**Exercise**
Scan the lines below for "artichauts"; report the number of lines that contain it, and only that.

(Entries taken from a collection)
====================

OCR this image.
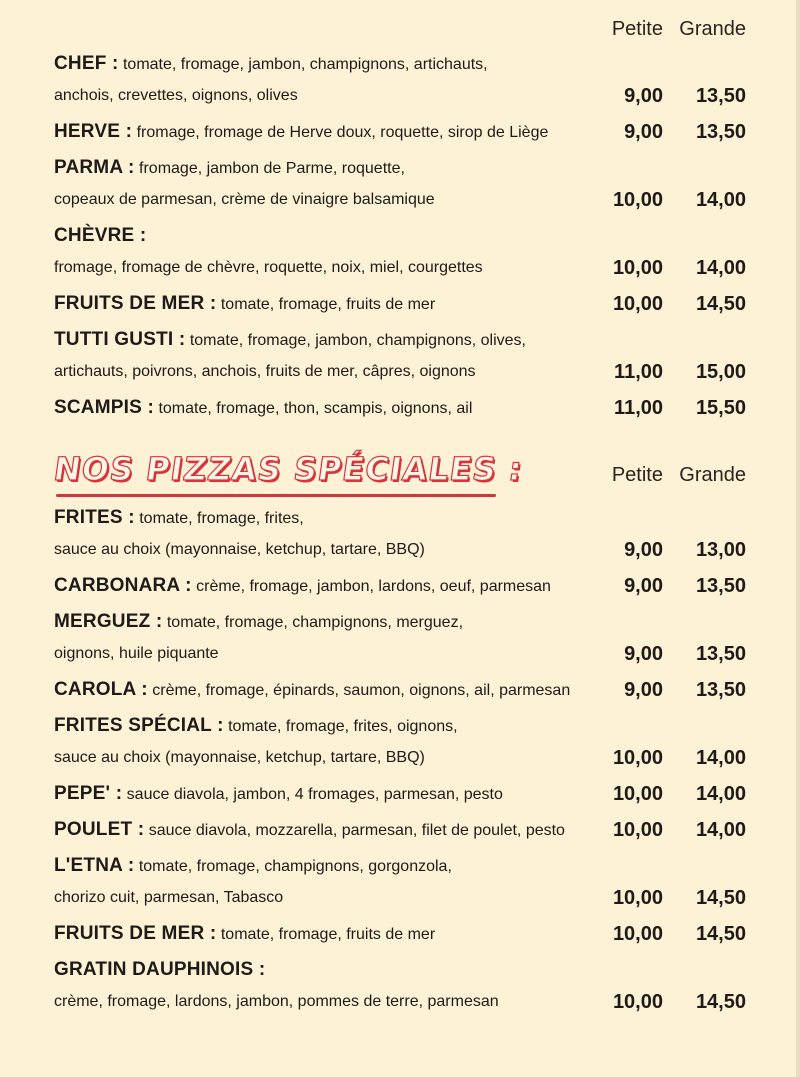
Petite Grande
CHEF : tomate, fromage, jambon, champignons, artichauts,
anchois, crevettes, oignons, olives	9,00 13,50
HERVE : fromage, fromage de Herve doux, roquette, sirop de Liège	9,00 13,50
PARMA : fromage, jambon de Parme, roquette,
copeaux de parmesan, crème de vinaigre balsamique	10,00 14,00
CHÈVRE :
fromage, fromage de chèvre, roquette, noix, miel, courgettes	10,00 14,00
FRUITS DE MER : tomate, fromage, fruits de mer	10,00 14,50
TUTTI GUSTI : tomate, fromage, jambon, champignons, olives,
artichauts, poivrons, anchois, fruits de mer, câpres, oignons	11,00 15,00
SCAMPIS : tomate, fromage, thon, scampis, oignons, ail	11,00 15,50
NOS PIZZAS SPÉCIALES :	Petite Grande
FRITES : tomate, fromage, frites,
sauce au choix (mayonnaise, ketchup, tartare, BBQ)	9,00 13,00
CARBONARA : crème, fromage, jambon, lardons, oeuf, parmesan	9,00 13,50
MERGUEZ : tomate, fromage, champignons, merguez,
oignons, huile piquante	9,00 13,50
CAROLA : crème, fromage, épinards, saumon, oignons, ail, parmesan	9,00 13,50
FRITES SPÉCIAL : tomate, fromage, frites, oignons,
sauce au choix (mayonnaise, ketchup, tartare, BBQ)	10,00 14,00
PEPE' : sauce diavola, jambon, 4 fromages, parmesan, pesto	10,00 14,00
POULET : sauce diavola, mozzarella, parmesan, filet de poulet, pesto 10,00 14,00
L'ETNA : tomate, fromage, champignons, gorgonzola,
chorizo cuit, parmesan, Tabasco	10,00 14,50
FRUITS DE MER : tomate, fromage, fruits de mer	10,00 14,50
GRATIN DAUPHINOIS :
crème, fromage, lardons, jambon, pommes de terre, parmesan	10,00 14,50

====================

**Result of this task**
2